> Written task: In the listing that follows, count every line with the word "children" in it and write only the total.

——————

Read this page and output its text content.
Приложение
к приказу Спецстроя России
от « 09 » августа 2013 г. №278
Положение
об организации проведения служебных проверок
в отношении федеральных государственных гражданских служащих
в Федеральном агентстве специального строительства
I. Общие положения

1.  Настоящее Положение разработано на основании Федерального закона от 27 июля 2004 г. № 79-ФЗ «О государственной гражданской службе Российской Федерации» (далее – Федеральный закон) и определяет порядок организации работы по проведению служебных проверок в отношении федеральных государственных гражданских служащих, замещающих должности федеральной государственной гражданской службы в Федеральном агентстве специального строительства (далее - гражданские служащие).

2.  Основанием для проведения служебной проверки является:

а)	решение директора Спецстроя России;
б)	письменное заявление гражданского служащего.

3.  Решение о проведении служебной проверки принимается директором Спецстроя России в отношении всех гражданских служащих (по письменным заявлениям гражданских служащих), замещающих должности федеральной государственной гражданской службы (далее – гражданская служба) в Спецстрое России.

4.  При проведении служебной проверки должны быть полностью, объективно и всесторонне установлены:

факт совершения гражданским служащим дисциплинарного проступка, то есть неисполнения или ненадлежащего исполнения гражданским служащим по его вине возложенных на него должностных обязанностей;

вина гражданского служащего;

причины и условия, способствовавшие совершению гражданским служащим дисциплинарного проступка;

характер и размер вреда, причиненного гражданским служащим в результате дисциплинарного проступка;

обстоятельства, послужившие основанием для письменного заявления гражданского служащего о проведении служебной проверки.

——————

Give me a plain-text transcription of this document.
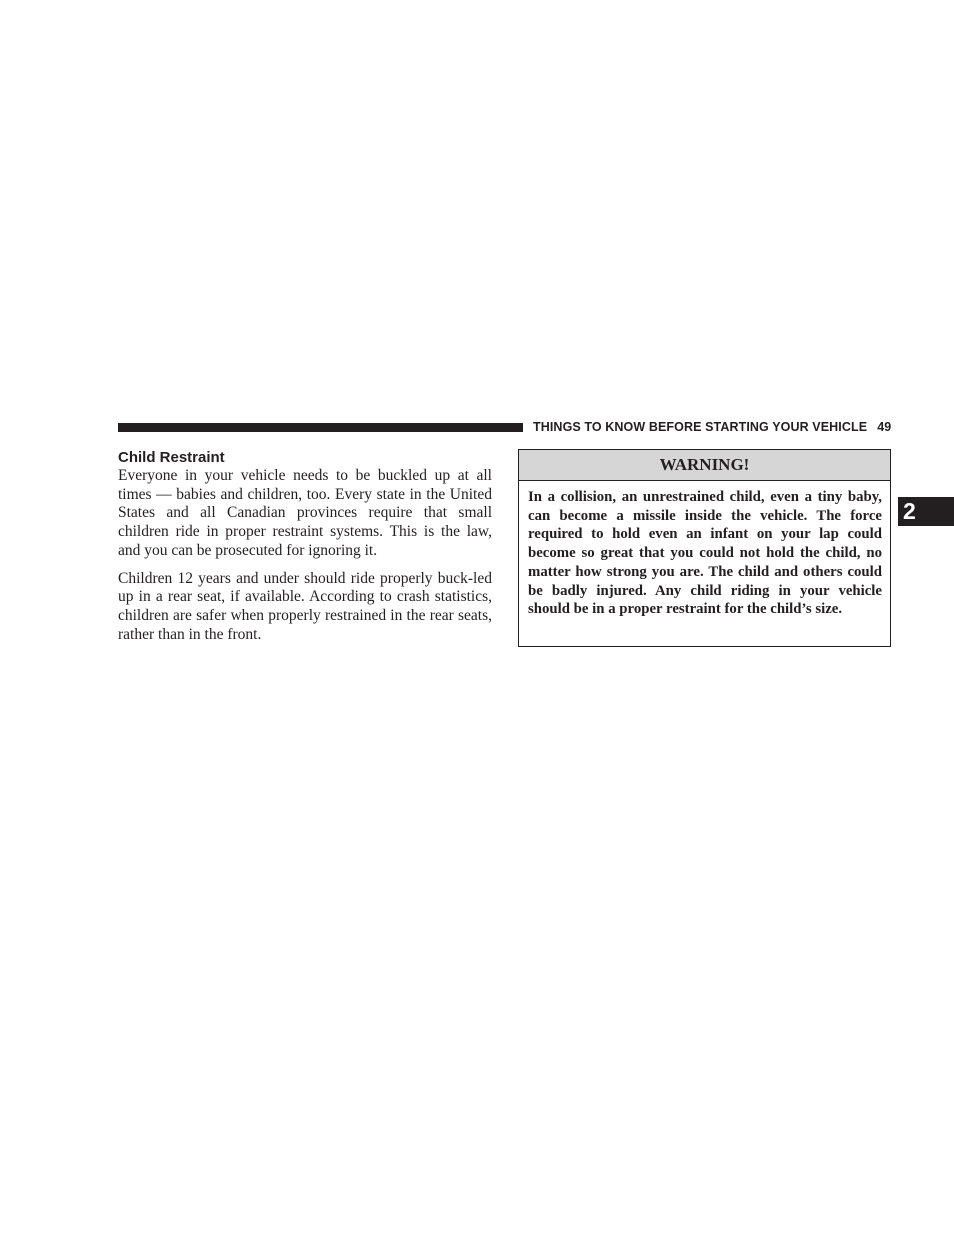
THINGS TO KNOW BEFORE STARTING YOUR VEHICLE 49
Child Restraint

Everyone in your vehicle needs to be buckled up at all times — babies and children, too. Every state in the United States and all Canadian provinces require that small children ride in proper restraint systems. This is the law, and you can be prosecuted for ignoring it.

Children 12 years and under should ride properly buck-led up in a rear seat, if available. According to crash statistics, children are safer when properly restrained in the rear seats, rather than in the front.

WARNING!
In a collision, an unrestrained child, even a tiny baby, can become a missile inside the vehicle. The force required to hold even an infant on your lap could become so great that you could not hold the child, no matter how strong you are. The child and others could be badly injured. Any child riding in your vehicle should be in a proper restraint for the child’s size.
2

——————

> Finished answer: 2